* Start *

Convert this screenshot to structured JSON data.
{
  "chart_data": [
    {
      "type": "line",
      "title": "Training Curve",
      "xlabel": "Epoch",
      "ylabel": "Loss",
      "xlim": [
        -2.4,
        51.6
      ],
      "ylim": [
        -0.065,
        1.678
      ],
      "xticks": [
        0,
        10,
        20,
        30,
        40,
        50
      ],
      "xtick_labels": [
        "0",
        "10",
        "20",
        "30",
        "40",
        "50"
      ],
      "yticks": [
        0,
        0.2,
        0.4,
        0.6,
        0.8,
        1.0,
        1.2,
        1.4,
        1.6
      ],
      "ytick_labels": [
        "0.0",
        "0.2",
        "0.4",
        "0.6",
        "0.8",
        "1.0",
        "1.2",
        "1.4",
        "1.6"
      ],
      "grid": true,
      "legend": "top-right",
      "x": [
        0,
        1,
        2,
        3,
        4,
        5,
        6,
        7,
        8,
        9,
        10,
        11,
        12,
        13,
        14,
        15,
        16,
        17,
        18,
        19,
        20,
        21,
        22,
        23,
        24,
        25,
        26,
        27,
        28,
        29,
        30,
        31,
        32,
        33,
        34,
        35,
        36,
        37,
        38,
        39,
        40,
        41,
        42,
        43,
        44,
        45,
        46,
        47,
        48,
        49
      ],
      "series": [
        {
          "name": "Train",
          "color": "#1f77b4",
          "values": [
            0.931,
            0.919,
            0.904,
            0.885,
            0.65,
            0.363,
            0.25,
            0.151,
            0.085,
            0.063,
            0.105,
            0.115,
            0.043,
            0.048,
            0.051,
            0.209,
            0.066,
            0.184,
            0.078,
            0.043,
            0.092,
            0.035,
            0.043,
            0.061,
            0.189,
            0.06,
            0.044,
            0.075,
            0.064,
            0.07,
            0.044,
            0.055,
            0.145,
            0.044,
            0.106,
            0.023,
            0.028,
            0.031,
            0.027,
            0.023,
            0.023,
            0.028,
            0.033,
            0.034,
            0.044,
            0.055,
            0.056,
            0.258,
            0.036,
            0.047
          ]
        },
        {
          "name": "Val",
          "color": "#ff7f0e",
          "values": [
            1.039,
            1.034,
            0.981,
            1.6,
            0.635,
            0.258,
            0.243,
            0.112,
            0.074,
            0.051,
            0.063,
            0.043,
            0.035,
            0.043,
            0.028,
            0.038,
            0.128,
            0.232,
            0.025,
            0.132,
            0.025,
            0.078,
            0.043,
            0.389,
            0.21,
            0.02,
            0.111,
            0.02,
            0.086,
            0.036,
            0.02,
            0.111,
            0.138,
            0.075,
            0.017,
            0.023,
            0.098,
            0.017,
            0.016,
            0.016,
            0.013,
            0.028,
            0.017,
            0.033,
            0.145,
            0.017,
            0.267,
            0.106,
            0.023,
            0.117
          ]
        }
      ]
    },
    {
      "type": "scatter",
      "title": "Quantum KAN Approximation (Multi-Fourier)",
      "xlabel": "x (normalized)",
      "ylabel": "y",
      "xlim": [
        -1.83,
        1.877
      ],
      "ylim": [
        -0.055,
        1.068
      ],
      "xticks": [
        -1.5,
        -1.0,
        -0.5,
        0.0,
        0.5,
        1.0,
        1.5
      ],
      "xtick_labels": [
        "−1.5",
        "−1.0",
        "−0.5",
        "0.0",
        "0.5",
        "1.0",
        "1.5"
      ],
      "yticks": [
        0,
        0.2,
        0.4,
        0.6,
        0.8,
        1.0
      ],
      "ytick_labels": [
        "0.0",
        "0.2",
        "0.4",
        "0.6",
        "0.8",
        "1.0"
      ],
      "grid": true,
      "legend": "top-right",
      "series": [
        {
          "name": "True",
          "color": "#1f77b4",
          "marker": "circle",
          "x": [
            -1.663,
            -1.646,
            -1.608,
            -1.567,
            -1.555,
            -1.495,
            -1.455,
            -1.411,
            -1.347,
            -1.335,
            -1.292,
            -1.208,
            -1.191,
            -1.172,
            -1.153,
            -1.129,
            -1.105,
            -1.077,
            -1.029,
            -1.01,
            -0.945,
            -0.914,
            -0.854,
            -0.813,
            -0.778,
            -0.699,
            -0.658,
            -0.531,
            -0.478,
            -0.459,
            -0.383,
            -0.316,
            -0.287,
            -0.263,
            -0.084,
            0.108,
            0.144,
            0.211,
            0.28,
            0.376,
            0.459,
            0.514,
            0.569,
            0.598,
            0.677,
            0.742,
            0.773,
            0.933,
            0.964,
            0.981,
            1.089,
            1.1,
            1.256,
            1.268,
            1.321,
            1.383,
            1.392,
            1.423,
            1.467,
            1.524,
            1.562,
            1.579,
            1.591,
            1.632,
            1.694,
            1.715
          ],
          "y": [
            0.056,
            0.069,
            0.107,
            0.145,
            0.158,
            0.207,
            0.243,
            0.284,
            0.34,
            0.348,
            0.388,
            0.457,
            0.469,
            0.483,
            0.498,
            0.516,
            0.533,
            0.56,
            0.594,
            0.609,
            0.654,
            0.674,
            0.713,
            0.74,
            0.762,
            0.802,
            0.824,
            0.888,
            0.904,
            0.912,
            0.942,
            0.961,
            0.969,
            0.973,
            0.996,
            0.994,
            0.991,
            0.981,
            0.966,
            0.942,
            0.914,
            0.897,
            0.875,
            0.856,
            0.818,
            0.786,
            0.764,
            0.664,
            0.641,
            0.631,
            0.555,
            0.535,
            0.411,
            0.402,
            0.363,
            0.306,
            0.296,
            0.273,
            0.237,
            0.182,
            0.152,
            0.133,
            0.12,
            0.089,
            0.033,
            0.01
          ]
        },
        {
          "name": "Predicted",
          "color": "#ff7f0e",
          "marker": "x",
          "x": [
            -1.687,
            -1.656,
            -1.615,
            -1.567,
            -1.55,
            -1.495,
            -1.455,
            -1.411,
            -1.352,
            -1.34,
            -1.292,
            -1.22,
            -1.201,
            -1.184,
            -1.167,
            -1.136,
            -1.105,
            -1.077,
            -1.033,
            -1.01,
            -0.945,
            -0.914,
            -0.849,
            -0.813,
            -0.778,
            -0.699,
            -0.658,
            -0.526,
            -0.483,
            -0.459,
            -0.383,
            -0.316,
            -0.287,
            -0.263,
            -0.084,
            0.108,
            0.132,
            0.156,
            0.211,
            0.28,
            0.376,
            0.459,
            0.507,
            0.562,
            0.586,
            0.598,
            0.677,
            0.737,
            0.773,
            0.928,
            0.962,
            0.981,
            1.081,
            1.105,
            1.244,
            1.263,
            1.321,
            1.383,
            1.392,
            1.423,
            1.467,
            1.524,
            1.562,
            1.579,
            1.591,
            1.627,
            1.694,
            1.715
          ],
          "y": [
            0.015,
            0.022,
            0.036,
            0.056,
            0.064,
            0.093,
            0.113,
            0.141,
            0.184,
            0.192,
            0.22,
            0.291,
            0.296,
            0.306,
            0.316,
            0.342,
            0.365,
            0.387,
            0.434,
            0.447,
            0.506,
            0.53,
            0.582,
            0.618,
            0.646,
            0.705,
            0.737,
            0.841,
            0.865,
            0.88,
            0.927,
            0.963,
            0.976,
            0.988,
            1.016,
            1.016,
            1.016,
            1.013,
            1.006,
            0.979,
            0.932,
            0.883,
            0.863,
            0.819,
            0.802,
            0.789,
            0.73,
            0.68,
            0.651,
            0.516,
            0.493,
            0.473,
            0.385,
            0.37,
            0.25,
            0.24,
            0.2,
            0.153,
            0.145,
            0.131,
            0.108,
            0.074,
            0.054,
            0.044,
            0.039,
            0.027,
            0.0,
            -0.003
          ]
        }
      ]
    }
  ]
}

* End *

-- Task --
Would you reproduce the material above in full, exactly as given?

-- Reply to the task --
Convert this screenshot to structured JSON data.
{
  "chart_data": [
    {
      "type": "line",
      "title": "Training Curve",
      "xlabel": "Epoch",
      "ylabel": "Loss",
      "xlim": [
        -2.4,
        51.6
      ],
      "ylim": [
        -0.065,
        1.678
      ],
      "xticks": [
        0,
        10,
        20,
        30,
        40,
        50
      ],
      "xtick_labels": [
        "0",
        "10",
        "20",
        "30",
        "40",
        "50"
      ],
      "yticks": [
        0,
        0.2,
        0.4,
        0.6,
        0.8,
        1.0,
        1.2,
        1.4,
        1.6
      ],
      "ytick_labels": [
        "0.0",
        "0.2",
        "0.4",
        "0.6",
        "0.8",
        "1.0",
        "1.2",
        "1.4",
        "1.6"
      ],
      "grid": true,
      "legend": "top-right",
      "x": [
        0,
        1,
        2,
        3,
        4,
        5,
        6,
        7,
        8,
        9,
        10,
        11,
        12,
        13,
        14,
        15,
        16,
        17,
        18,
        19,
        20,
        21,
        22,
        23,
        24,
        25,
        26,
        27,
        28,
        29,
        30,
        31,
        32,
        33,
        34,
        35,
        36,
        37,
        38,
        39,
        40,
        41,
        42,
        43,
        44,
        45,
        46,
        47,
        48,
        49
      ],
      "series": [
        {
          "name": "Train",
          "color": "#1f77b4",
          "values": [
            0.931,
            0.919,
            0.904,
            0.885,
            0.65,
            0.363,
            0.25,
            0.151,
            0.085,
            0.063,
            0.105,
            0.115,
            0.043,
            0.048,
            0.051,
            0.209,
            0.066,
            0.184,
            0.078,
            0.043,
            0.092,
            0.035,
            0.043,
            0.061,
            0.189,
            0.06,
            0.044,
            0.075,
            0.064,
            0.07,
            0.044,
            0.055,
            0.145,
            0.044,
            0.106,
            0.023,
            0.028,
            0.031,
            0.027,
            0.023,
            0.023,
            0.028,
            0.033,
            0.034,
            0.044,
            0.055,
            0.056,
            0.258,
            0.036,
            0.047
          ]
        },
        {
          "name": "Val",
          "color": "#ff7f0e",
          "values": [
            1.039,
            1.034,
            0.981,
            1.6,
            0.635,
            0.258,
            0.243,
            0.112,
            0.074,
            0.051,
            0.063,
            0.043,
            0.035,
            0.043,
            0.028,
            0.038,
            0.128,
            0.232,
            0.025,
            0.132,
            0.025,
            0.078,
            0.043,
            0.389,
            0.21,
            0.02,
            0.111,
            0.02,
            0.086,
            0.036,
            0.02,
            0.111,
            0.138,
            0.075,
            0.017,
            0.023,
            0.098,
            0.017,
            0.016,
            0.016,
            0.013,
            0.028,
            0.017,
            0.033,
            0.145,
            0.017,
            0.267,
            0.106,
            0.023,
            0.117
          ]
        }
      ]
    },
    {
      "type": "scatter",
      "title": "Quantum KAN Approximation (Multi-Fourier)",
      "xlabel": "x (normalized)",
      "ylabel": "y",
      "xlim": [
        -1.83,
        1.877
      ],
      "ylim": [
        -0.055,
        1.068
      ],
      "xticks": [
        -1.5,
        -1.0,
        -0.5,
        0.0,
        0.5,
        1.0,
        1.5
      ],
      "xtick_labels": [
        "−1.5",
        "−1.0",
        "−0.5",
        "0.0",
        "0.5",
        "1.0",
        "1.5"
      ],
      "yticks": [
        0,
        0.2,
        0.4,
        0.6,
        0.8,
        1.0
      ],
      "ytick_labels": [
        "0.0",
        "0.2",
        "0.4",
        "0.6",
        "0.8",
        "1.0"
      ],
      "grid": true,
      "legend": "top-right",
      "series": [
        {
          "name": "True",
          "color": "#1f77b4",
          "marker": "circle",
          "x": [
            -1.663,
            -1.646,
            -1.608,
            -1.567,
            -1.555,
            -1.495,
            -1.455,
            -1.411,
            -1.347,
            -1.335,
            -1.292,
            -1.208,
            -1.191,
            -1.172,
            -1.153,
            -1.129,
            -1.105,
            -1.077,
            -1.029,
            -1.01,
            -0.945,
            -0.914,
            -0.854,
            -0.813,
            -0.778,
            -0.699,
            -0.658,
            -0.531,
            -0.478,
            -0.459,
            -0.383,
            -0.316,
            -0.287,
            -0.263,
            -0.084,
            0.108,
            0.144,
            0.211,
            0.28,
            0.376,
            0.459,
            0.514,
            0.569,
            0.598,
            0.677,
            0.742,
            0.773,
            0.933,
            0.964,
            0.981,
            1.089,
            1.1,
            1.256,
            1.268,
            1.321,
            1.383,
            1.392,
            1.423,
            1.467,
            1.524,
            1.562,
            1.579,
            1.591,
            1.632,
            1.694,
            1.715
          ],
          "y": [
            0.056,
            0.069,
            0.107,
            0.145,
            0.158,
            0.207,
            0.243,
            0.284,
            0.34,
            0.348,
            0.388,
            0.457,
            0.469,
            0.483,
            0.498,
            0.516,
            0.533,
            0.56,
            0.594,
            0.609,
            0.654,
            0.674,
            0.713,
            0.74,
            0.762,
            0.802,
            0.824,
            0.888,
            0.904,
            0.912,
            0.942,
            0.961,
            0.969,
            0.973,
            0.996,
            0.994,
            0.991,
            0.981,
            0.966,
            0.942,
            0.914,
            0.897,
            0.875,
            0.856,
            0.818,
            0.786,
            0.764,
            0.664,
            0.641,
            0.631,
            0.555,
            0.535,
            0.411,
            0.402,
            0.363,
            0.306,
            0.296,
            0.273,
            0.237,
            0.182,
            0.152,
            0.133,
            0.12,
            0.089,
            0.033,
            0.01
          ]
        },
        {
          "name": "Predicted",
          "color": "#ff7f0e",
          "marker": "x",
          "x": [
            -1.687,
            -1.656,
            -1.615,
            -1.567,
            -1.55,
            -1.495,
            -1.455,
            -1.411,
            -1.352,
            -1.34,
            -1.292,
            -1.22,
            -1.201,
            -1.184,
            -1.167,
            -1.136,
            -1.105,
            -1.077,
            -1.033,
            -1.01,
            -0.945,
            -0.914,
            -0.849,
            -0.813,
            -0.778,
            -0.699,
            -0.658,
            -0.526,
            -0.483,
            -0.459,
            -0.383,
            -0.316,
            -0.287,
            -0.263,
            -0.084,
            0.108,
            0.132,
            0.156,
            0.211,
            0.28,
            0.376,
            0.459,
            0.507,
            0.562,
            0.586,
            0.598,
            0.677,
            0.737,
            0.773,
            0.928,
            0.962,
            0.981,
            1.081,
            1.105,
            1.244,
            1.263,
            1.321,
            1.383,
            1.392,
            1.423,
            1.467,
            1.524,
            1.562,
            1.579,
            1.591,
            1.627,
            1.694,
            1.715
          ],
          "y": [
            0.015,
            0.022,
            0.036,
            0.056,
            0.064,
            0.093,
            0.113,
            0.141,
            0.184,
            0.192,
            0.22,
            0.291,
            0.296,
            0.306,
            0.316,
            0.342,
            0.365,
            0.387,
            0.434,
            0.447,
            0.506,
            0.53,
            0.582,
            0.618,
            0.646,
            0.705,
            0.737,
            0.841,
            0.865,
            0.88,
            0.927,
            0.963,
            0.976,
            0.988,
            1.016,
            1.016,
            1.016,
            1.013,
            1.006,
            0.979,
            0.932,
            0.883,
            0.863,
            0.819,
            0.802,
            0.789,
            0.73,
            0.68,
            0.651,
            0.516,
            0.493,
            0.473,
            0.385,
            0.37,
            0.25,
            0.24,
            0.2,
            0.153,
            0.145,
            0.131,
            0.108,
            0.074,
            0.054,
            0.044,
            0.039,
            0.027,
            0.0,
            -0.003
          ]
        }
      ]
    }
  ]
}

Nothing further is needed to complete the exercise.